RAW RECORDS

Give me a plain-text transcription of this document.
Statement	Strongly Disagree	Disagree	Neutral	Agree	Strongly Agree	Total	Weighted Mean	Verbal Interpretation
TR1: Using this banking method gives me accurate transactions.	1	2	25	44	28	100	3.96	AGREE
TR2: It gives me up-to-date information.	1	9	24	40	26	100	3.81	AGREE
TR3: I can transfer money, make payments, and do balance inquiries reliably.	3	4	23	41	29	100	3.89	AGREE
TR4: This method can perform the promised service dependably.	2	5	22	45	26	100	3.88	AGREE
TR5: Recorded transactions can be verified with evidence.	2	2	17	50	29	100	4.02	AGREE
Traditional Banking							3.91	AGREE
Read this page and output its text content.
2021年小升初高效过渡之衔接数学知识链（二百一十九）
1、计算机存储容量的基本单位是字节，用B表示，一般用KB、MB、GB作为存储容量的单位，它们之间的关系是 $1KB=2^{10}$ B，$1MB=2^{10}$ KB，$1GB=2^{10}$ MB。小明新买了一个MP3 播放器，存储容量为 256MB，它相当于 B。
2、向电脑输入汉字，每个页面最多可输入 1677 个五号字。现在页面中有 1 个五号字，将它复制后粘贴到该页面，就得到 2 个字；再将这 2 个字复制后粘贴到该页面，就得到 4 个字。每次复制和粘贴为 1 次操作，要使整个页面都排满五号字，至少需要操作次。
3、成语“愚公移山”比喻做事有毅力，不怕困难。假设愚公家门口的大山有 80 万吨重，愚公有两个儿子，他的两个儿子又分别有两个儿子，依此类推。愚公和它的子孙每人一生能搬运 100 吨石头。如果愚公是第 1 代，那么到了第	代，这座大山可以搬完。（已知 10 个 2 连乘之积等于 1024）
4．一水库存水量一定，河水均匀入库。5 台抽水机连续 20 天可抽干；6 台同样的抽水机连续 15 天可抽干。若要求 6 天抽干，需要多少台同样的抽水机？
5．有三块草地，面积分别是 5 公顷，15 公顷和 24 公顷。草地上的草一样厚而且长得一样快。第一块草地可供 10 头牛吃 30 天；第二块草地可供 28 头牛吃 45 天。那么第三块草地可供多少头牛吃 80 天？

WHAT NEEDS TO BE DONE
Copy each line of the listing that contains the string "transactions".

THE REPLY
TR1: Using this banking method gives me accurate transactions.	1	2	25	44	28	100	3.96	AGREE
TR5: Recorded transactions can be verified with evidence.	2	2	17	50	29	100	4.02	AGREE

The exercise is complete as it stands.